Write out all the records again, swapping every "at most" for "no more than" and changing nothing else. Leave the pictures out.

→ Information provided
☆ ☆ ☆ ☆ ☆

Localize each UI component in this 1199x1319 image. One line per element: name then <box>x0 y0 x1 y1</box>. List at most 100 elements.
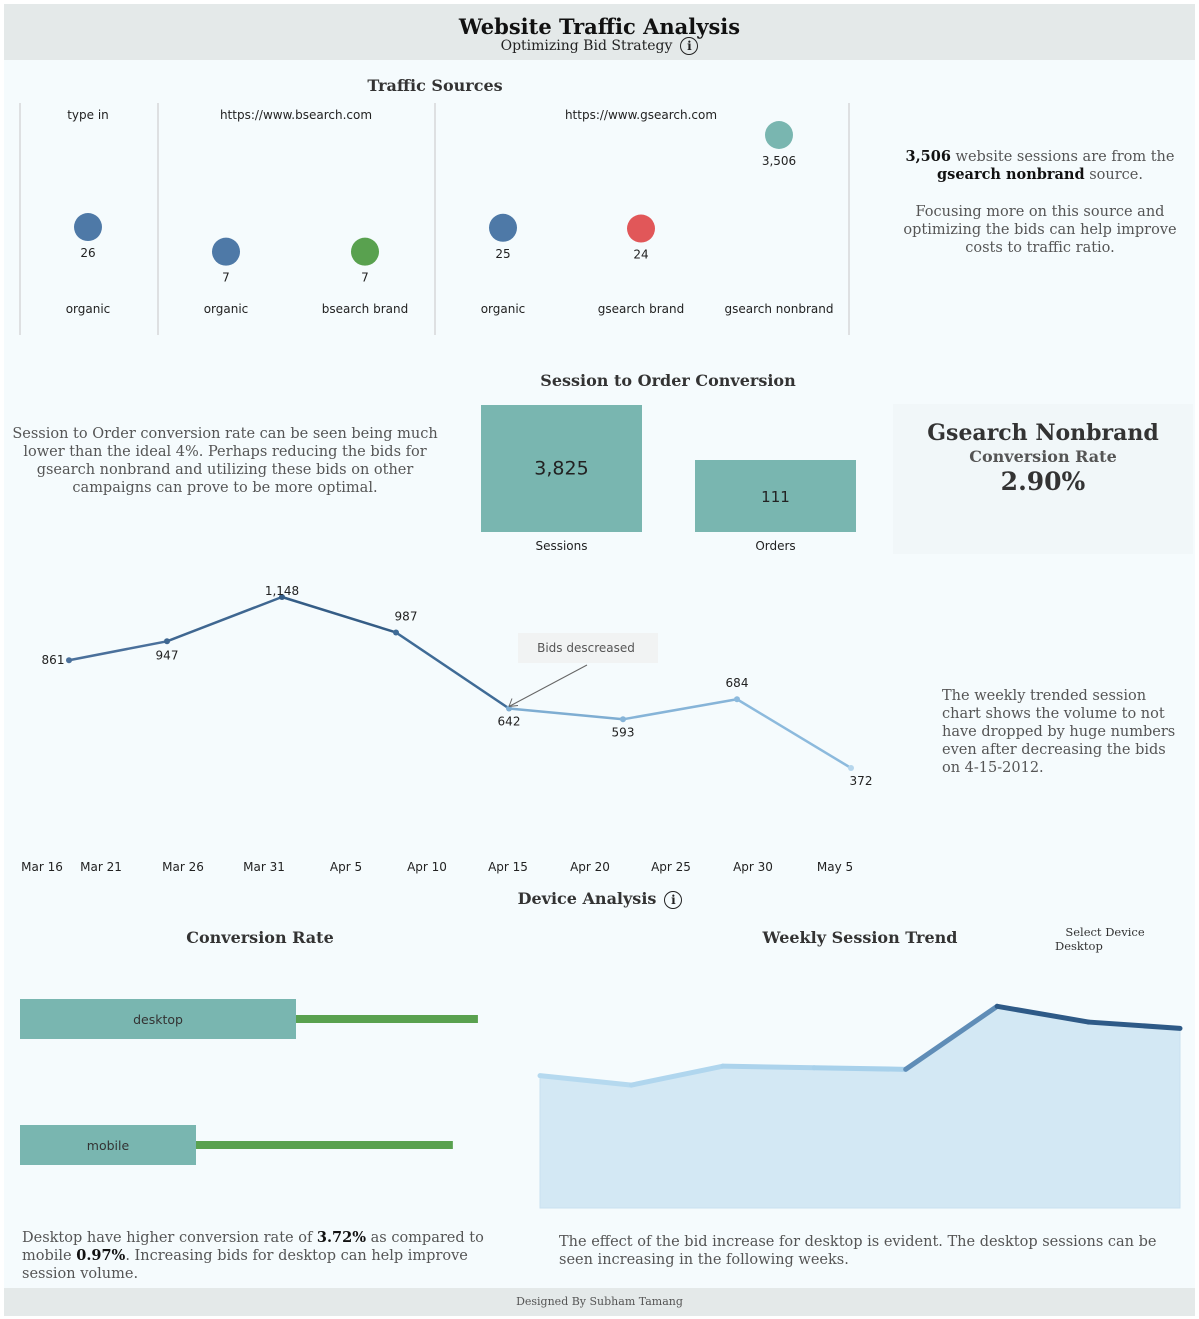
trend-line-segment <box>166 595 283 643</box>
traffic-dot <box>74 213 102 242</box>
kpi-card: Gsearch Nonbrand Conversion Rate 2.90% <box>893 404 1193 554</box>
bar-category-label: Sessions <box>535 539 587 553</box>
trend-point <box>848 765 854 771</box>
conversion-title: Session to Order Conversion <box>540 371 796 390</box>
device-weekly-chart <box>537 1003 1183 1209</box>
weekly-trend-narrative: The weekly trended session chart shows t… <box>942 688 1176 776</box>
area-line-segment <box>537 1073 634 1088</box>
dashboard-title: Website Traffic Analysis <box>458 14 741 39</box>
trend-point <box>506 705 512 712</box>
kpi-subtitle: Conversion Rate <box>969 447 1117 466</box>
info-icon[interactable]: i <box>664 890 683 909</box>
device-selector-value[interactable]: Desktop <box>1055 939 1103 953</box>
dot-value-label: 24 <box>633 248 648 262</box>
kpi-title: Gsearch Nonbrand <box>927 420 1159 446</box>
campaign-label: organic <box>481 302 526 316</box>
dot-value-label: 7 <box>222 271 230 285</box>
traffic-sources-title: Traffic Sources <box>367 76 503 95</box>
device-analysis-label: Device Analysis <box>517 889 657 908</box>
insight-text-end: source. <box>1089 167 1143 183</box>
device-selector-label: Select Device <box>1065 925 1145 939</box>
weekly-session-trend-title: Weekly Session Trend <box>762 928 958 947</box>
traffic-dot <box>212 237 240 266</box>
device-bar <box>20 1125 196 1165</box>
dot-value-label: 26 <box>80 246 95 260</box>
trend-value-label: 642 <box>498 715 521 729</box>
dashboard-header: Website Traffic Analysis Optimizing Bid … <box>4 4 1195 60</box>
traffic-dot <box>489 213 517 242</box>
area-line-segment <box>994 1003 1092 1025</box>
trend-point <box>393 629 399 636</box>
conversion-bar <box>695 460 856 532</box>
trend-value-label: 947 <box>156 648 179 662</box>
kpi-value: 2.90% <box>1000 467 1086 496</box>
device-reference-bar <box>296 1015 478 1023</box>
campaign-label: gsearch brand <box>598 302 684 316</box>
annotation-arrow <box>508 664 588 707</box>
dot-value-label: 3,506 <box>762 154 796 168</box>
annotation-text: Bids descreased <box>537 641 635 655</box>
session-order-chart: 3,825 Sessions 111 Orders <box>481 405 856 553</box>
desktop-rate-value: 3.72% <box>316 1229 367 1246</box>
x-tick-label: Mar 16 <box>21 860 63 874</box>
trend-line-segment <box>281 595 397 634</box>
area-line-segment <box>720 1063 817 1071</box>
trend-value-label: 987 <box>395 609 418 623</box>
weekly-sessions-chart: 861 947 1,148 987 642 593 684 372 Bids descrease… <box>21 584 873 874</box>
x-tick-label: Apr 30 <box>733 860 773 874</box>
insight-recommendation: Focusing more on this source and optimiz… <box>903 204 1177 256</box>
trend-value-label: 861 <box>42 653 65 667</box>
device-narr-2: as compared to mobile <box>22 1230 484 1264</box>
device-bar-label: mobile <box>87 1138 130 1153</box>
source-header: https://www.gsearch.com <box>565 108 717 122</box>
device-bar-label: desktop <box>133 1012 183 1027</box>
info-icon[interactable]: i <box>680 37 699 55</box>
dashboard-subtitle: Optimizing Bid Strategy i <box>4 37 1195 55</box>
conversion-narrative: Session to Order conversion rate can be … <box>12 426 438 496</box>
traffic-sources-chart: type in 26 organic https://www.bsearch.com 7… <box>19 103 850 335</box>
trend-value-label: 1,148 <box>265 584 299 598</box>
device-narr-3: . Increasing bids for desktop can help i… <box>22 1248 468 1282</box>
traffic-dot <box>351 237 379 266</box>
conversion-bar <box>481 405 642 532</box>
trend-point <box>734 696 740 703</box>
x-tick-label: Mar 31 <box>243 860 285 874</box>
device-selector[interactable]: Select Device Desktop <box>1040 925 1170 953</box>
campaign-label: bsearch brand <box>322 302 408 316</box>
device-conversion-chart: desktop mobile <box>20 999 478 1165</box>
bar-value-label: 3,825 <box>534 458 588 480</box>
device-conv-narrative: Desktop have higher conversion rate of 3… <box>22 1229 512 1283</box>
x-tick-label: Mar 21 <box>80 860 122 874</box>
annotation-box <box>518 633 658 663</box>
insight-text: website sessions are from the <box>955 149 1175 165</box>
campaign-label: gsearch nonbrand <box>725 302 834 316</box>
x-tick-label: Apr 25 <box>651 860 691 874</box>
insight-sessions-value: 3,506 <box>905 148 951 165</box>
trend-line-segment <box>736 698 852 770</box>
trend-line-segment <box>395 631 510 710</box>
campaign-label: organic <box>204 302 249 316</box>
trend-value-label: 372 <box>850 774 873 788</box>
mobile-rate-value: 0.97% <box>76 1247 126 1264</box>
trend-value-label: 684 <box>726 676 749 690</box>
trend-line-segment <box>68 640 168 662</box>
trend-value-label: 593 <box>612 725 635 739</box>
conv-rate-title: Conversion Rate <box>186 928 334 947</box>
annotation-arrowhead <box>508 698 519 707</box>
dot-value-label: 25 <box>495 247 510 261</box>
x-tick-label: Apr 15 <box>488 860 528 874</box>
trend-line-segment <box>508 707 624 721</box>
area-line-segment <box>903 1003 1000 1072</box>
traffic-dot <box>765 121 793 149</box>
x-tick-label: Apr 10 <box>407 860 447 874</box>
trend-line-segment <box>622 698 738 721</box>
device-narr-1: Desktop have higher conversion rate of <box>22 1230 313 1246</box>
trend-point <box>66 657 72 664</box>
device-trend-narrative: The effect of the bid increase for deskt… <box>559 1234 1157 1268</box>
traffic-dot <box>627 214 655 243</box>
traffic-insight: 3,506 website sessions are from the gsea… <box>895 148 1185 257</box>
trend-point <box>279 594 285 600</box>
bar-value-label: 111 <box>761 488 790 506</box>
area-line-segment <box>1086 1019 1183 1031</box>
dot-value-label: 7 <box>361 271 369 285</box>
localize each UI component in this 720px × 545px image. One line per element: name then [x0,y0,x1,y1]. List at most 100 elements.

☆ ☆ ☆ ☆ ☆

→ Solution to the problem
Localize each UI component in this 1199x1319 image. One line per element: name then <box>x0 y0 x1 y1</box>. List no more than 100 elements.
trend-line-segment <box>166 595 283 643</box>
traffic-dot <box>74 213 102 242</box>
kpi-card: Gsearch Nonbrand Conversion Rate 2.90% <box>893 404 1193 554</box>
bar-category-label: Sessions <box>535 539 587 553</box>
trend-point <box>848 765 854 771</box>
conversion-title: Session to Order Conversion <box>540 371 796 390</box>
device-weekly-chart <box>537 1003 1183 1209</box>
weekly-trend-narrative: The weekly trended session chart shows t… <box>942 688 1176 776</box>
area-line-segment <box>537 1073 634 1088</box>
dashboard-title: Website Traffic Analysis <box>458 14 741 39</box>
trend-point <box>506 705 512 712</box>
kpi-subtitle: Conversion Rate <box>969 447 1117 466</box>
info-icon[interactable]: i <box>664 890 683 909</box>
device-selector-value[interactable]: Desktop <box>1055 939 1103 953</box>
dot-value-label: 24 <box>633 248 648 262</box>
kpi-title: Gsearch Nonbrand <box>927 420 1159 446</box>
campaign-label: organic <box>481 302 526 316</box>
dot-value-label: 7 <box>222 271 230 285</box>
traffic-sources-title: Traffic Sources <box>367 76 503 95</box>
device-analysis-label: Device Analysis <box>517 889 657 908</box>
insight-text-end: source. <box>1089 167 1143 183</box>
device-selector-label: Select Device <box>1065 925 1145 939</box>
weekly-session-trend-title: Weekly Session Trend <box>762 928 958 947</box>
traffic-dot <box>212 237 240 266</box>
device-bar <box>20 1125 196 1165</box>
dot-value-label: 26 <box>80 246 95 260</box>
trend-value-label: 642 <box>498 715 521 729</box>
dashboard-header: Website Traffic Analysis Optimizing Bid … <box>4 4 1195 60</box>
traffic-dot <box>489 213 517 242</box>
area-line-segment <box>994 1003 1092 1025</box>
trend-point <box>393 629 399 636</box>
conversion-bar <box>695 460 856 532</box>
trend-value-label: 947 <box>156 648 179 662</box>
kpi-value: 2.90% <box>1000 467 1086 496</box>
device-reference-bar <box>296 1015 478 1023</box>
campaign-label: gsearch brand <box>598 302 684 316</box>
annotation-arrow <box>508 664 588 707</box>
dot-value-label: 3,506 <box>762 154 796 168</box>
annotation-text: Bids descreased <box>537 641 635 655</box>
session-order-chart: 3,825 Sessions 111 Orders <box>481 405 856 553</box>
desktop-rate-value: 3.72% <box>316 1229 367 1246</box>
x-tick-label: Mar 16 <box>21 860 63 874</box>
trend-line-segment <box>281 595 397 634</box>
area-line-segment <box>720 1063 817 1071</box>
trend-value-label: 987 <box>395 609 418 623</box>
weekly-sessions-chart: 861 947 1,148 987 642 593 684 372 Bids descrease… <box>21 584 873 874</box>
x-tick-label: Apr 30 <box>733 860 773 874</box>
insight-recommendation: Focusing more on this source and optimiz… <box>903 204 1177 256</box>
trend-value-label: 861 <box>42 653 65 667</box>
device-narr-2: as compared to mobile <box>22 1230 484 1264</box>
device-bar-label: mobile <box>87 1138 130 1153</box>
source-header: https://www.gsearch.com <box>565 108 717 122</box>
device-bar-label: desktop <box>133 1012 183 1027</box>
info-icon[interactable]: i <box>680 37 699 55</box>
dashboard-subtitle: Optimizing Bid Strategy i <box>4 37 1195 55</box>
conversion-narrative: Session to Order conversion rate can be … <box>12 426 438 496</box>
traffic-sources-chart: type in 26 organic https://www.bsearch.com 7… <box>19 103 850 335</box>
trend-value-label: 1,148 <box>265 584 299 598</box>
device-narr-3: . Increasing bids for desktop can help i… <box>22 1248 468 1282</box>
traffic-dot <box>351 237 379 266</box>
conversion-bar <box>481 405 642 532</box>
trend-point <box>734 696 740 703</box>
x-tick-label: Mar 31 <box>243 860 285 874</box>
device-selector[interactable]: Select Device Desktop <box>1040 925 1170 953</box>
campaign-label: bsearch brand <box>322 302 408 316</box>
device-conversion-chart: desktop mobile <box>20 999 478 1165</box>
bar-value-label: 3,825 <box>534 458 588 480</box>
device-conv-narrative: Desktop have higher conversion rate of 3… <box>22 1229 512 1283</box>
x-tick-label: Mar 21 <box>80 860 122 874</box>
annotation-box <box>518 633 658 663</box>
insight-text: website sessions are from the <box>955 149 1175 165</box>
campaign-label: gsearch nonbrand <box>725 302 834 316</box>
x-tick-label: Apr 25 <box>651 860 691 874</box>
insight-sessions-value: 3,506 <box>905 148 951 165</box>
trend-line-segment <box>736 698 852 770</box>
trend-line-segment <box>395 631 510 710</box>
campaign-label: organic <box>204 302 249 316</box>
trend-value-label: 372 <box>850 774 873 788</box>
mobile-rate-value: 0.97% <box>76 1247 126 1264</box>
trend-value-label: 684 <box>726 676 749 690</box>
trend-line-segment <box>68 640 168 662</box>
trend-value-label: 593 <box>612 725 635 739</box>
conv-rate-title: Conversion Rate <box>186 928 334 947</box>
annotation-arrowhead <box>508 698 519 707</box>
dot-value-label: 25 <box>495 247 510 261</box>
x-tick-label: Apr 15 <box>488 860 528 874</box>
trend-line-segment <box>508 707 624 721</box>
area-line-segment <box>903 1003 1000 1072</box>
traffic-dot <box>765 121 793 149</box>
x-tick-label: Apr 10 <box>407 860 447 874</box>
trend-line-segment <box>622 698 738 721</box>
device-narr-1: Desktop have higher conversion rate of <box>22 1230 313 1246</box>
trend-point <box>66 657 72 664</box>
device-trend-narrative: The effect of the bid increase for deskt… <box>559 1234 1157 1268</box>
traffic-dot <box>627 214 655 243</box>
traffic-insight: 3,506 website sessions are from the gsea… <box>895 148 1185 257</box>
trend-point <box>279 594 285 600</box>
bar-value-label: 111 <box>761 488 790 506</box>
area-line-segment <box>1086 1019 1183 1031</box>
dot-value-label: 7 <box>361 271 369 285</box>
localize each UI component in this 720px × 545px image. One line per element: name then [x0,y0,x1,y1]. List no more than 100 elements.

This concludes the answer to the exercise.